Input data:
■ ■ ■ ■ ■ ■ ■

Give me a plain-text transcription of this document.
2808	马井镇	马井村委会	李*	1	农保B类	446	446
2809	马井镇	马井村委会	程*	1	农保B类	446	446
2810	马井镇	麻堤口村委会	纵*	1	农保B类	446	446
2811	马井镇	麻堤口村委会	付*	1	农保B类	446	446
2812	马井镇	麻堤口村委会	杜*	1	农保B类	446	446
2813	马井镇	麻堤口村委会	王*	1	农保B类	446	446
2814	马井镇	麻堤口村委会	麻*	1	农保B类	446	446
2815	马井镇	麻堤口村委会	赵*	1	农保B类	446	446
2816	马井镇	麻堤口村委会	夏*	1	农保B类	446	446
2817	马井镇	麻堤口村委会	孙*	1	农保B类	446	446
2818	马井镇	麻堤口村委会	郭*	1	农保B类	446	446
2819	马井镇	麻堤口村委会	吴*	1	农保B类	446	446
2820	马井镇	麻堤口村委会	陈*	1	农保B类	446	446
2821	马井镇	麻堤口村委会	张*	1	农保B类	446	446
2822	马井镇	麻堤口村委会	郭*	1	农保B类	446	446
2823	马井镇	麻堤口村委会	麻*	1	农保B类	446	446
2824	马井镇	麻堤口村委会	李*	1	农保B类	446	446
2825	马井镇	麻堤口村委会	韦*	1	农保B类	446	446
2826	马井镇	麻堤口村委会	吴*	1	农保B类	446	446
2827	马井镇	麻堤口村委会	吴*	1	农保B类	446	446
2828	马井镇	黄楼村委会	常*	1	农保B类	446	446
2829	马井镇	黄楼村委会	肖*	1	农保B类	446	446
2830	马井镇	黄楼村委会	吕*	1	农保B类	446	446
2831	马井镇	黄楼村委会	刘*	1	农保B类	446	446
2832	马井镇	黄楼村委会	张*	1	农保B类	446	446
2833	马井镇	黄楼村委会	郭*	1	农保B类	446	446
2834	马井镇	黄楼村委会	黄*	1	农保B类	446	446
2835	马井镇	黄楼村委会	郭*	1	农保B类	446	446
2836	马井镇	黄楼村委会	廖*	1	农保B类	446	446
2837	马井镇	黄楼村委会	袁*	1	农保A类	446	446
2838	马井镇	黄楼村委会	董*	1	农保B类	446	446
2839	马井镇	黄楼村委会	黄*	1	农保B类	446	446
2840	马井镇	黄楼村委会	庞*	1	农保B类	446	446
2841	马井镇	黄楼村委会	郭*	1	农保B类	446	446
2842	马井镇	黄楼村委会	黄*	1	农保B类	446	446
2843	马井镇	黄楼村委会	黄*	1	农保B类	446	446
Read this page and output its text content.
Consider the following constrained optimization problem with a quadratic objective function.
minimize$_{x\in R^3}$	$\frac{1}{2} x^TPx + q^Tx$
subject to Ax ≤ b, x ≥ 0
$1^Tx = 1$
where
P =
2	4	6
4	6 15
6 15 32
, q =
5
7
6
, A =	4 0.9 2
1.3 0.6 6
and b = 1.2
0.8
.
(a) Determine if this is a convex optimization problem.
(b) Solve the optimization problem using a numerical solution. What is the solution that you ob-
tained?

■ ■ ■ ■ ■ ■ ■

Aim of the task:
Repeat the material above in full, exactly as it stands.

Written solution:
Give me a plain-text transcription of this document.
2808	马井镇	马井村委会	李*	1	农保B类	446	446
2809	马井镇	马井村委会	程*	1	农保B类	446	446
2810	马井镇	麻堤口村委会	纵*	1	农保B类	446	446
2811	马井镇	麻堤口村委会	付*	1	农保B类	446	446
2812	马井镇	麻堤口村委会	杜*	1	农保B类	446	446
2813	马井镇	麻堤口村委会	王*	1	农保B类	446	446
2814	马井镇	麻堤口村委会	麻*	1	农保B类	446	446
2815	马井镇	麻堤口村委会	赵*	1	农保B类	446	446
2816	马井镇	麻堤口村委会	夏*	1	农保B类	446	446
2817	马井镇	麻堤口村委会	孙*	1	农保B类	446	446
2818	马井镇	麻堤口村委会	郭*	1	农保B类	446	446
2819	马井镇	麻堤口村委会	吴*	1	农保B类	446	446
2820	马井镇	麻堤口村委会	陈*	1	农保B类	446	446
2821	马井镇	麻堤口村委会	张*	1	农保B类	446	446
2822	马井镇	麻堤口村委会	郭*	1	农保B类	446	446
2823	马井镇	麻堤口村委会	麻*	1	农保B类	446	446
2824	马井镇	麻堤口村委会	李*	1	农保B类	446	446
2825	马井镇	麻堤口村委会	韦*	1	农保B类	446	446
2826	马井镇	麻堤口村委会	吴*	1	农保B类	446	446
2827	马井镇	麻堤口村委会	吴*	1	农保B类	446	446
2828	马井镇	黄楼村委会	常*	1	农保B类	446	446
2829	马井镇	黄楼村委会	肖*	1	农保B类	446	446
2830	马井镇	黄楼村委会	吕*	1	农保B类	446	446
2831	马井镇	黄楼村委会	刘*	1	农保B类	446	446
2832	马井镇	黄楼村委会	张*	1	农保B类	446	446
2833	马井镇	黄楼村委会	郭*	1	农保B类	446	446
2834	马井镇	黄楼村委会	黄*	1	农保B类	446	446
2835	马井镇	黄楼村委会	郭*	1	农保B类	446	446
2836	马井镇	黄楼村委会	廖*	1	农保B类	446	446
2837	马井镇	黄楼村委会	袁*	1	农保A类	446	446
2838	马井镇	黄楼村委会	董*	1	农保B类	446	446
2839	马井镇	黄楼村委会	黄*	1	农保B类	446	446
2840	马井镇	黄楼村委会	庞*	1	农保B类	446	446
2841	马井镇	黄楼村委会	郭*	1	农保B类	446	446
2842	马井镇	黄楼村委会	黄*	1	农保B类	446	446
2843	马井镇	黄楼村委会	黄*	1	农保B类	446	446
Read this page and output its text content.
Consider the following constrained optimization problem with a quadratic objective function.
minimize$_{x\in R^3}$	$\frac{1}{2} x^TPx + q^Tx$
subject to Ax ≤ b, x ≥ 0
$1^Tx = 1$
where
P =
2	4	6
4	6 15
6 15 32
, q =
5
7
6
, A =	4 0.9 2
1.3 0.6 6
and b = 1.2
0.8
.
(a) Determine if this is a convex optimization problem.
(b) Solve the optimization problem using a numerical solution. What is the solution that you ob-
tained?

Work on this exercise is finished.